**Task to carry out:** Using the listing beneath this task, count the lines with the word "INFORMATION" and write only the result.

**Stored rows:**
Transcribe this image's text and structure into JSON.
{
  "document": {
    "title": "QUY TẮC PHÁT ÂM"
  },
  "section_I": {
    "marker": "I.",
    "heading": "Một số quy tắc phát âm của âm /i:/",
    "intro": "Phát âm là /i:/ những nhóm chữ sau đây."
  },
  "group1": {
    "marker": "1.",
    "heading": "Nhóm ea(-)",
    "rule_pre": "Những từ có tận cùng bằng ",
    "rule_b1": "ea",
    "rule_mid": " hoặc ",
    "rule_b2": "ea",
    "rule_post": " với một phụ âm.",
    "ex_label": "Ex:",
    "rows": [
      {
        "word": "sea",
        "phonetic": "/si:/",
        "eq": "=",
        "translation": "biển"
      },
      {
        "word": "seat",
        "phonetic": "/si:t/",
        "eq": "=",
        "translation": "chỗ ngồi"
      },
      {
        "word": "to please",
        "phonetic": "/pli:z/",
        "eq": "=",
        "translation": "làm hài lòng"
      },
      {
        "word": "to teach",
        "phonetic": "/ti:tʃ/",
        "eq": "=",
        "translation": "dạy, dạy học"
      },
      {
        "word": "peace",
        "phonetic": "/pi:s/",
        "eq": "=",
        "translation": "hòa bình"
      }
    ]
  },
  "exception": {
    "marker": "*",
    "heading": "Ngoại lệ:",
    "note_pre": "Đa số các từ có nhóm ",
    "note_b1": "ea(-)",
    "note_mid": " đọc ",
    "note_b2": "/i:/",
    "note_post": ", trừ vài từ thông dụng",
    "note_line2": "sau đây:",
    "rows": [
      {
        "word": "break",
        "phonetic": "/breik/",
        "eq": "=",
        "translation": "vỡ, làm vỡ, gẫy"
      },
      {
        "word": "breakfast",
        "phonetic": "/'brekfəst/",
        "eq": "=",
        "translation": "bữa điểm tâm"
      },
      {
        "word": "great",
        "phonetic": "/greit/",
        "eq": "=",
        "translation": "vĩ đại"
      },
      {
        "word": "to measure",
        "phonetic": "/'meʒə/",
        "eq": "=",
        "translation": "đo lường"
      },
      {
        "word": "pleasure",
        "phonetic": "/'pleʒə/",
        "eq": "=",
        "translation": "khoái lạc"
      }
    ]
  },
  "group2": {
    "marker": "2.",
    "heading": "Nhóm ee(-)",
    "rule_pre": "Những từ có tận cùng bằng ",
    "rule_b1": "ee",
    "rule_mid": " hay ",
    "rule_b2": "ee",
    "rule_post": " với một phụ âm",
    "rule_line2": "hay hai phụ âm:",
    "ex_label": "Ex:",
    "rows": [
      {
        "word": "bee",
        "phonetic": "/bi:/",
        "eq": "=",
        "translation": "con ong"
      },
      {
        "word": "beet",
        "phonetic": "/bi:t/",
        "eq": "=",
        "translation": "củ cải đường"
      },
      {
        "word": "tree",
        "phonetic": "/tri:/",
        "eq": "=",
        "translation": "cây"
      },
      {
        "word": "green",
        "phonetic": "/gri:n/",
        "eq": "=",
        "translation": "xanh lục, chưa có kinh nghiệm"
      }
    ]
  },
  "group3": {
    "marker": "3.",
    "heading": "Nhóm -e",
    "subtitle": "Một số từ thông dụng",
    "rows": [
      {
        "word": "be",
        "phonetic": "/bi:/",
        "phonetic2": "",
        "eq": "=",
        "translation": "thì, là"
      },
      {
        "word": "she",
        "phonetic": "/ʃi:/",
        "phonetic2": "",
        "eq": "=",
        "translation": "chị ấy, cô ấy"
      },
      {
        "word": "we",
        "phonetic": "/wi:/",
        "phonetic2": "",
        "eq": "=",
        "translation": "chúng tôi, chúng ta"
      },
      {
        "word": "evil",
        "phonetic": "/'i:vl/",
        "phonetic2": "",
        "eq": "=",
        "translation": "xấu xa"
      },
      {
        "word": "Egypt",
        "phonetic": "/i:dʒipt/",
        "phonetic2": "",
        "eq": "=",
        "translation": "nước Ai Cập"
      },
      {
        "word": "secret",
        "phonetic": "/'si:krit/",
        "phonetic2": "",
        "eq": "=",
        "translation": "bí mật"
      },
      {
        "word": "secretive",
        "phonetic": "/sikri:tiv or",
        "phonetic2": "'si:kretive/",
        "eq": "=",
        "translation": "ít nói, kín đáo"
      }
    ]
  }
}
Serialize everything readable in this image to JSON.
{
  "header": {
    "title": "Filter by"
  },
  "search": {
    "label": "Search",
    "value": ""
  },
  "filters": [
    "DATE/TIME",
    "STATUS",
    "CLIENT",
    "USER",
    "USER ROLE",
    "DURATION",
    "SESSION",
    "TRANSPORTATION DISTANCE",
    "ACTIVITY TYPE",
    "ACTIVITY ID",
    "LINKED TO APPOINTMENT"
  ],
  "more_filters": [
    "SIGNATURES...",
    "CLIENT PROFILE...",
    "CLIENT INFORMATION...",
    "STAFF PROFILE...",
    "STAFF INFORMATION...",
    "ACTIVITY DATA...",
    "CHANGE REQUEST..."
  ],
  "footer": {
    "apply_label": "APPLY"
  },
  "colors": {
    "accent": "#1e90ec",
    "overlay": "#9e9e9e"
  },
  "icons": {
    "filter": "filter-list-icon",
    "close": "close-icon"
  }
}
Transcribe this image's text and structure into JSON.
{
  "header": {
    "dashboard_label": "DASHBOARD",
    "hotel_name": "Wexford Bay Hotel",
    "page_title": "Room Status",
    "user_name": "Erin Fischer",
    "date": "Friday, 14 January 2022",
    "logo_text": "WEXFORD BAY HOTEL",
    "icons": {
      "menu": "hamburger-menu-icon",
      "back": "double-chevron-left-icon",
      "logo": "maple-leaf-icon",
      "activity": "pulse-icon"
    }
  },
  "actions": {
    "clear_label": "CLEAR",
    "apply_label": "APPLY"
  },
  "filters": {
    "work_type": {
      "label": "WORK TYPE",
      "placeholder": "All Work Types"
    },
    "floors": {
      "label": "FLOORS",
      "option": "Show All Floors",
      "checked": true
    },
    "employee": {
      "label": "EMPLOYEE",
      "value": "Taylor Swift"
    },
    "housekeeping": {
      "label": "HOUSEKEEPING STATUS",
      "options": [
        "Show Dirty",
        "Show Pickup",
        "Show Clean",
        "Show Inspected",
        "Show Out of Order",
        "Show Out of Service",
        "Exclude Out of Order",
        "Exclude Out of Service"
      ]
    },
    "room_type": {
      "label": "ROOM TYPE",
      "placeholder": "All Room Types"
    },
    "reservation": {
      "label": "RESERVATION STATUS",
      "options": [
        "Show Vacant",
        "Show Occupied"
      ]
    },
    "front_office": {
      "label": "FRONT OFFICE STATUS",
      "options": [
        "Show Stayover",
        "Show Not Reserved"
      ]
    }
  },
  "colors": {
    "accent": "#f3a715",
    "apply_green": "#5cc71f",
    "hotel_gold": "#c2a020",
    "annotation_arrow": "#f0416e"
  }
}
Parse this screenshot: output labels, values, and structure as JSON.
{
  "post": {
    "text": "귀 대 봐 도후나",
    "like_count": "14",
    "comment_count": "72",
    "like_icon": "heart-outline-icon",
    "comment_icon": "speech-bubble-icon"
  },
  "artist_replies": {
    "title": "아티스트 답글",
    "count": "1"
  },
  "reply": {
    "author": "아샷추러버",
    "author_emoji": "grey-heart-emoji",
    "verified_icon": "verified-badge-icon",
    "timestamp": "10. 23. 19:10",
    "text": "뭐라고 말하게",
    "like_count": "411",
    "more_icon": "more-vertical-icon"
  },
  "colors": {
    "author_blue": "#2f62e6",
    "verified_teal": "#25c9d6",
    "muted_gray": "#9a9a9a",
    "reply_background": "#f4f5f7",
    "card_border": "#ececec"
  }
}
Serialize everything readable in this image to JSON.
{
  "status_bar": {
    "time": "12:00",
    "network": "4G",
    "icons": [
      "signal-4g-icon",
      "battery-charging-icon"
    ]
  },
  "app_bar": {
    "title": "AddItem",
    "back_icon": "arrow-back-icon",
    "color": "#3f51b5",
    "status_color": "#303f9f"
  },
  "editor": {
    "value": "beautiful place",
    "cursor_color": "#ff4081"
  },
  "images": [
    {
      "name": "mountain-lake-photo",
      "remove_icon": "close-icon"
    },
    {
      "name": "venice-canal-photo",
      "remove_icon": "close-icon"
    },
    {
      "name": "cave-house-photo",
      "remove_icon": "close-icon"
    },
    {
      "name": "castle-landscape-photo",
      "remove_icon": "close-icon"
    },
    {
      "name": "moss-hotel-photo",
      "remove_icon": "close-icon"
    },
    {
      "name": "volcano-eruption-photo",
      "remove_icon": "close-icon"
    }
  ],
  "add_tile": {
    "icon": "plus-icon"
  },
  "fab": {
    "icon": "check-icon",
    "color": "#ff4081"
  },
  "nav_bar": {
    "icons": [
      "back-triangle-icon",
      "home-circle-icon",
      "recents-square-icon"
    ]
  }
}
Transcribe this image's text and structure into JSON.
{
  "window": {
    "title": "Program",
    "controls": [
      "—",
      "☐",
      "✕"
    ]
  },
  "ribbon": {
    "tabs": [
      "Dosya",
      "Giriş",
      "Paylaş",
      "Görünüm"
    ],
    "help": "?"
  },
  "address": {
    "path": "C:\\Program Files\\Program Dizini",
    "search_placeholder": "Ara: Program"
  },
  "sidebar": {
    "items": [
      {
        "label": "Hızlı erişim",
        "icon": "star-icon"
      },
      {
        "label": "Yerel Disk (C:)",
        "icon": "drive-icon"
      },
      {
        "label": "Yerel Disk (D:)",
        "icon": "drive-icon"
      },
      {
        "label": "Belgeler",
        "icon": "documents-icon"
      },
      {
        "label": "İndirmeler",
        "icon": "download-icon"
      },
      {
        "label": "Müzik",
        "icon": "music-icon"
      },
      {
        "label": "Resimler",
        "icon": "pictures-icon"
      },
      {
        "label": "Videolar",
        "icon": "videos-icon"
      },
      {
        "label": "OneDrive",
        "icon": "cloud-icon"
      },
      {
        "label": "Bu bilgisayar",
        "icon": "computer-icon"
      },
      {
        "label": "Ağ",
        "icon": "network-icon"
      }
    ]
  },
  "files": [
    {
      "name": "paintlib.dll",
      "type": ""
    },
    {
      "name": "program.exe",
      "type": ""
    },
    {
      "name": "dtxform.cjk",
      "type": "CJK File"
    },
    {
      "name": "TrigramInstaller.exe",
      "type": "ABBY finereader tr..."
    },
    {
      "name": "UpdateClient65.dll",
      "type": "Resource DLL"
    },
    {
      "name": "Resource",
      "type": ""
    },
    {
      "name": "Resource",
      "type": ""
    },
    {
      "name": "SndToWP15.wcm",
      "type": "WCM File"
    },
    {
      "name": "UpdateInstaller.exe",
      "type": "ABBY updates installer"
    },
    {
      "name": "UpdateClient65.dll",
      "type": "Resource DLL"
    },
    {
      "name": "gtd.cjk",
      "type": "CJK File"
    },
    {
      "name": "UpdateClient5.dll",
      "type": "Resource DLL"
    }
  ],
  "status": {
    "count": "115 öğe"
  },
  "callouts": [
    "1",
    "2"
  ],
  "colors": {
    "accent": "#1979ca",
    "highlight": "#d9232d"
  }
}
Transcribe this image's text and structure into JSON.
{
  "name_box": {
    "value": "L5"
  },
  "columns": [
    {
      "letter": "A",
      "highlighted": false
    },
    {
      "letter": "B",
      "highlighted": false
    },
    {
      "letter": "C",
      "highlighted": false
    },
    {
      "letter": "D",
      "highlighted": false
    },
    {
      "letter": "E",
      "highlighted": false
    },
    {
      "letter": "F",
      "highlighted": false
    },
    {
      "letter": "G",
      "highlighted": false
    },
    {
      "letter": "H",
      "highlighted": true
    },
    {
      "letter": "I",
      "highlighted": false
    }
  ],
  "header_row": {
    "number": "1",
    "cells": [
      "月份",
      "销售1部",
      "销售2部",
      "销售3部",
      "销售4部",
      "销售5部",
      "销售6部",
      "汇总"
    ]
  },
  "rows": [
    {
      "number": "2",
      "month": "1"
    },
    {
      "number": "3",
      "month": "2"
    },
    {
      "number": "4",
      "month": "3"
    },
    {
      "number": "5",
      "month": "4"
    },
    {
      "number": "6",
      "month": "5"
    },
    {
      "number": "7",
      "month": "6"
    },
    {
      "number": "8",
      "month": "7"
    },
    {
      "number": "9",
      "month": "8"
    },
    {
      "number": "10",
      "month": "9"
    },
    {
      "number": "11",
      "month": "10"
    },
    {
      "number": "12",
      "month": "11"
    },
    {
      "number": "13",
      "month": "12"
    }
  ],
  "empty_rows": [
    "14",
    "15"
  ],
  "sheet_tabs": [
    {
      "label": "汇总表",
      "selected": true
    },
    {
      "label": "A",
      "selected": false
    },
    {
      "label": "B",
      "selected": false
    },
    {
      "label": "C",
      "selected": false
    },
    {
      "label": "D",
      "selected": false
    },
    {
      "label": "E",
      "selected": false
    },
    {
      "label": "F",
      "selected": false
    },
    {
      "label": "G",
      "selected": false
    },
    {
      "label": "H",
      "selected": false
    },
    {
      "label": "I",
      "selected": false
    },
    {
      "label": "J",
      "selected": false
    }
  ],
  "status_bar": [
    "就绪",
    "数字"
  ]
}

**Reply:** 2